-- BEGIN --

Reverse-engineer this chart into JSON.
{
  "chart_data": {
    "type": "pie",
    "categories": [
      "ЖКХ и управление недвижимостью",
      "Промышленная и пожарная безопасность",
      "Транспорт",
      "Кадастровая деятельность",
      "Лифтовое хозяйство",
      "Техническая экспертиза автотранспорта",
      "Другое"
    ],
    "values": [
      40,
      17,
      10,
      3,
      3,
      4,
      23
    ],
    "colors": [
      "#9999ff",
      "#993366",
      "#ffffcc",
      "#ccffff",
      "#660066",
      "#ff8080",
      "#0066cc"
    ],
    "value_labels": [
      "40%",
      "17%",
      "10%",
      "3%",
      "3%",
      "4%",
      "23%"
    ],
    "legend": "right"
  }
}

-- END --
-- BEGIN --

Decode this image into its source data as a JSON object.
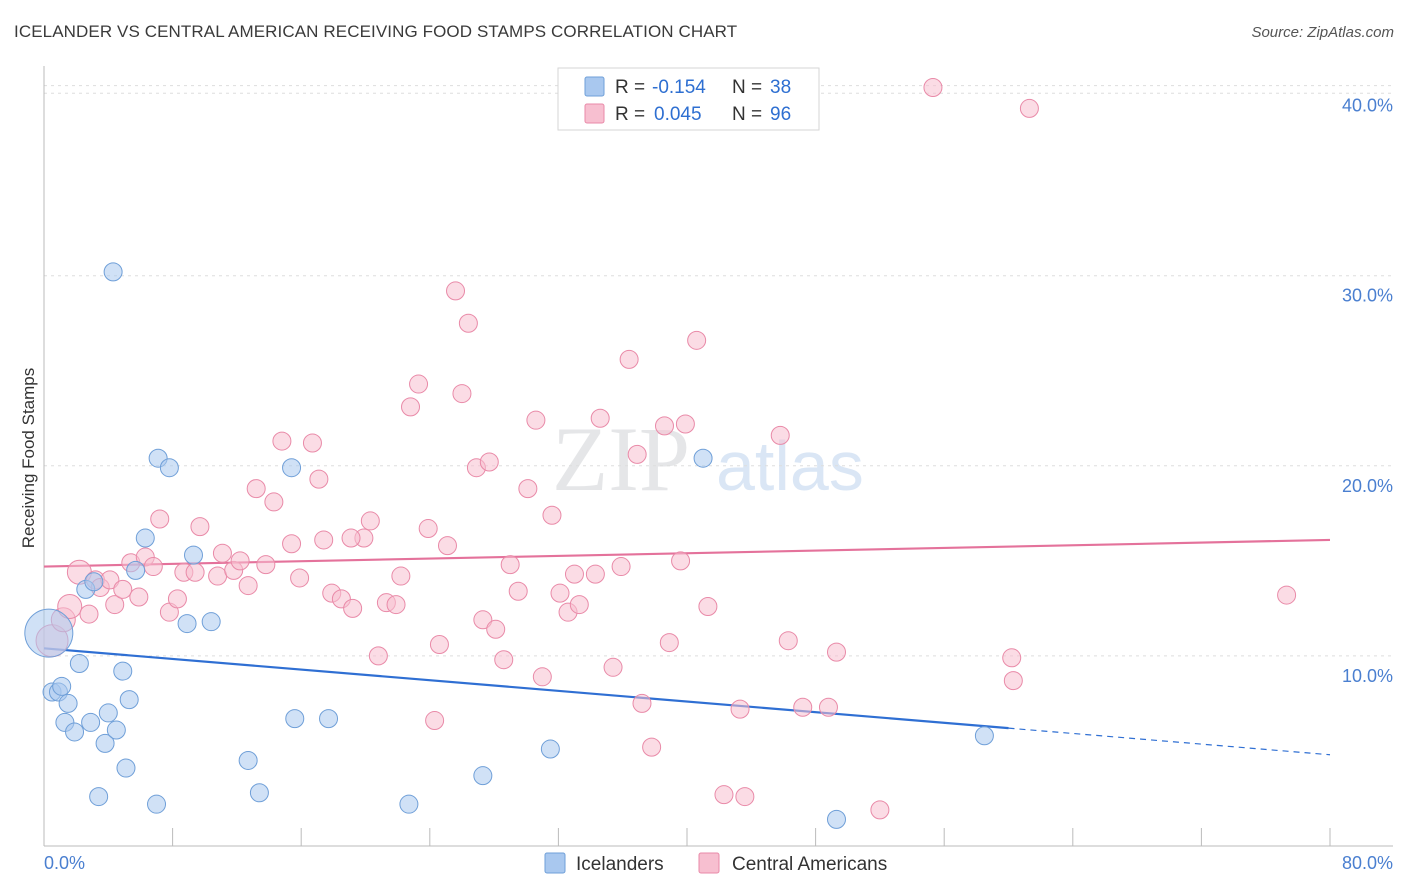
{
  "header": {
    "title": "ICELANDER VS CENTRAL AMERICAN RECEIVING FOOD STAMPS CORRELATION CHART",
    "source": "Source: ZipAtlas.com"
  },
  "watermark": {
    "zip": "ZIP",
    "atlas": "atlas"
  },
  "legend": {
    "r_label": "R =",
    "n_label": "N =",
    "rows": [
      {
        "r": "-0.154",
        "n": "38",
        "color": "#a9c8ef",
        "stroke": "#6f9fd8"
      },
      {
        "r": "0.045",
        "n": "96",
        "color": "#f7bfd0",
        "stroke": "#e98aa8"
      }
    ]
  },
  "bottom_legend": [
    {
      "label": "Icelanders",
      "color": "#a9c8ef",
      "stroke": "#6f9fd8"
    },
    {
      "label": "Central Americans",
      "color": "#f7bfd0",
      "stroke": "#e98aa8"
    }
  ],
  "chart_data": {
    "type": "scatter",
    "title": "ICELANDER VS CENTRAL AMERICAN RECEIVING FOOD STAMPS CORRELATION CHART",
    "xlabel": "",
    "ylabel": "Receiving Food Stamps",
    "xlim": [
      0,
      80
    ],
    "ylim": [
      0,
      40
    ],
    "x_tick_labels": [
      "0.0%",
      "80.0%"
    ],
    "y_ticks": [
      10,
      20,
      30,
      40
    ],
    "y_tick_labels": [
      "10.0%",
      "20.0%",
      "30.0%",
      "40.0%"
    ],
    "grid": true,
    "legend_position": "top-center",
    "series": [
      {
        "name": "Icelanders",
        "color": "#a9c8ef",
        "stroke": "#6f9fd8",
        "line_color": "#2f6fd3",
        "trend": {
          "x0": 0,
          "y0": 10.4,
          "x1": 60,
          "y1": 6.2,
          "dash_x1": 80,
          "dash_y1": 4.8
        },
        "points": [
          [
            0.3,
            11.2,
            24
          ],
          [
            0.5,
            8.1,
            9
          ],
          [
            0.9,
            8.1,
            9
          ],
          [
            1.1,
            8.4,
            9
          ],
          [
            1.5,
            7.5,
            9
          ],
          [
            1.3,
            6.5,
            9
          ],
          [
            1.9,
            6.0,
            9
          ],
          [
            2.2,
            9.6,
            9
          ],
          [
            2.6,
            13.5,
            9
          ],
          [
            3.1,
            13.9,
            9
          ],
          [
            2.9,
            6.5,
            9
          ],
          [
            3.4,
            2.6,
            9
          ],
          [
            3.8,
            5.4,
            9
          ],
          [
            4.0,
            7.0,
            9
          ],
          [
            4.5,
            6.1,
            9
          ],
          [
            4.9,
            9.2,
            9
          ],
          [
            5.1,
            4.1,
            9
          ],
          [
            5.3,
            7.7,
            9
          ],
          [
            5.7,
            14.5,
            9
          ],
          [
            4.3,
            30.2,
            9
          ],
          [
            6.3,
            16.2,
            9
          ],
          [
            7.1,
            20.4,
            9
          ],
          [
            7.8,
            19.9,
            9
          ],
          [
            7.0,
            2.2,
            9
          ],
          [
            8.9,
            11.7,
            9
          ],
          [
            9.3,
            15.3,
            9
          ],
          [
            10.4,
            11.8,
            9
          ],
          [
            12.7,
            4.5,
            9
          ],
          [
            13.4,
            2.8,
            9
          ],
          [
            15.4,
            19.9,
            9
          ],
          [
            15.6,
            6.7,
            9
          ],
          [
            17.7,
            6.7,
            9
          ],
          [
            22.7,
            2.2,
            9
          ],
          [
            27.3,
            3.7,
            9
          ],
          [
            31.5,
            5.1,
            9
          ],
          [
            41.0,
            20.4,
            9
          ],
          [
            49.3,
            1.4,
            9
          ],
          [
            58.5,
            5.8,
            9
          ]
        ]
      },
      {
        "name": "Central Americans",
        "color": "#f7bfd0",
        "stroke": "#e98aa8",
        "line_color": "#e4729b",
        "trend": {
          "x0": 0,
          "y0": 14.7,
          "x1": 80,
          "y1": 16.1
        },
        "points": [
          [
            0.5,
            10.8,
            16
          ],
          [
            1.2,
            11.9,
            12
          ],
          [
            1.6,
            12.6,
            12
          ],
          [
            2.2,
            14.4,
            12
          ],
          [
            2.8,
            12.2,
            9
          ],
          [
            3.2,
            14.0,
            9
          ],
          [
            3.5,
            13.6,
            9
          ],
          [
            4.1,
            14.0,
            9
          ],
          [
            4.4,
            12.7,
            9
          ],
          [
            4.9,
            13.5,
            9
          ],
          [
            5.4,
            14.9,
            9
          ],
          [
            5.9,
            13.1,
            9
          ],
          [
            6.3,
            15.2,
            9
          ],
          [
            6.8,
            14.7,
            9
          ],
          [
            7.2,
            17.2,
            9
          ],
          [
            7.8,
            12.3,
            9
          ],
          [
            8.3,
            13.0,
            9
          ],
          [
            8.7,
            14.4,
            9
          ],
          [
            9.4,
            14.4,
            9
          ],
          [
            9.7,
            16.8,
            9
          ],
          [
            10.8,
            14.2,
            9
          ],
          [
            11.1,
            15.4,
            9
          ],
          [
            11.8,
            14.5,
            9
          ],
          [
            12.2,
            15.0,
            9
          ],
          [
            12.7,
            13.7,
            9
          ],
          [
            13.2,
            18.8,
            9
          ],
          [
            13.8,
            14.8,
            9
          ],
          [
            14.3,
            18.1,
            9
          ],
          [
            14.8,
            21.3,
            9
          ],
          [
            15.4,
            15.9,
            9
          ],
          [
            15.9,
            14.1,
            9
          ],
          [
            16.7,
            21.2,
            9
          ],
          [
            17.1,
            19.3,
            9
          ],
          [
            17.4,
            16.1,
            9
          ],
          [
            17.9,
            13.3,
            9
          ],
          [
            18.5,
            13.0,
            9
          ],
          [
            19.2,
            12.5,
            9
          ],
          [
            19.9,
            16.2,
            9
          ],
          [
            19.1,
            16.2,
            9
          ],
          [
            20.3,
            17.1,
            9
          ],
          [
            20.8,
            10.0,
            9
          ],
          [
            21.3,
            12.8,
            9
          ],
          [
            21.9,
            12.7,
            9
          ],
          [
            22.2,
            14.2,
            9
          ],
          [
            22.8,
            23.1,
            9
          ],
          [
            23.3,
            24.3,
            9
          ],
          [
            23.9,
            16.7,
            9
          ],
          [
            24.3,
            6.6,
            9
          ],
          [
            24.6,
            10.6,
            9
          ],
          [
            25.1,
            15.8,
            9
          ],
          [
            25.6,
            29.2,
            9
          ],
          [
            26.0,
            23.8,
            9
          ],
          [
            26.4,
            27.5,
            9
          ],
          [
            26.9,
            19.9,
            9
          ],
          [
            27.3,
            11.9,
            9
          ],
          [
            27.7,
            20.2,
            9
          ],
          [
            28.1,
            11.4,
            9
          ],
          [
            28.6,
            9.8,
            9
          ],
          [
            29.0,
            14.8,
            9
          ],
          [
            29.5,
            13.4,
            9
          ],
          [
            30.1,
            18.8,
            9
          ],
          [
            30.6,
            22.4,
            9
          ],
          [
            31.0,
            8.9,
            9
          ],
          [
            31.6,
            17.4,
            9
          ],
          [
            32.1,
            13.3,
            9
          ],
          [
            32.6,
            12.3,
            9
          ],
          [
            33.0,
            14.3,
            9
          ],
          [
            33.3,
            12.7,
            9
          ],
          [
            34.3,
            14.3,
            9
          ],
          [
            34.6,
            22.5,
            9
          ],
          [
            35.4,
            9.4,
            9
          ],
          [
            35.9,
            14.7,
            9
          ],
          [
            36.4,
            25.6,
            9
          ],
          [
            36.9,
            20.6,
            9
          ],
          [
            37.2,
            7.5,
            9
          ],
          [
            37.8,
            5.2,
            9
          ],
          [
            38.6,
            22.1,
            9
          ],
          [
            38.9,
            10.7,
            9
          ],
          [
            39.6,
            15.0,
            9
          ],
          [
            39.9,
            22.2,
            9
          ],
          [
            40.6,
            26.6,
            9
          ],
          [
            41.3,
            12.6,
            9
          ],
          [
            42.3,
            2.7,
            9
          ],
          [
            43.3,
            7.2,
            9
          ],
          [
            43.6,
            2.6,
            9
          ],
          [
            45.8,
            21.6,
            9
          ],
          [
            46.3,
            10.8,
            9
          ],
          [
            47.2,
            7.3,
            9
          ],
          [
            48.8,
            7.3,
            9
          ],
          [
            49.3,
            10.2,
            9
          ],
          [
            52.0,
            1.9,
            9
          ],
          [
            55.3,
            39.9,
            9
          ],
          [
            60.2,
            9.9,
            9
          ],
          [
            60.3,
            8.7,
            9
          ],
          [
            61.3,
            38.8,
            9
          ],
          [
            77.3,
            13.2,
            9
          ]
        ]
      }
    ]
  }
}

-- END --

## Set task
Write out every line of the data that holds the word "this".

## Full output
Reverse-engineer this chart into JSON.
Decode this image into its source data as a JSON object.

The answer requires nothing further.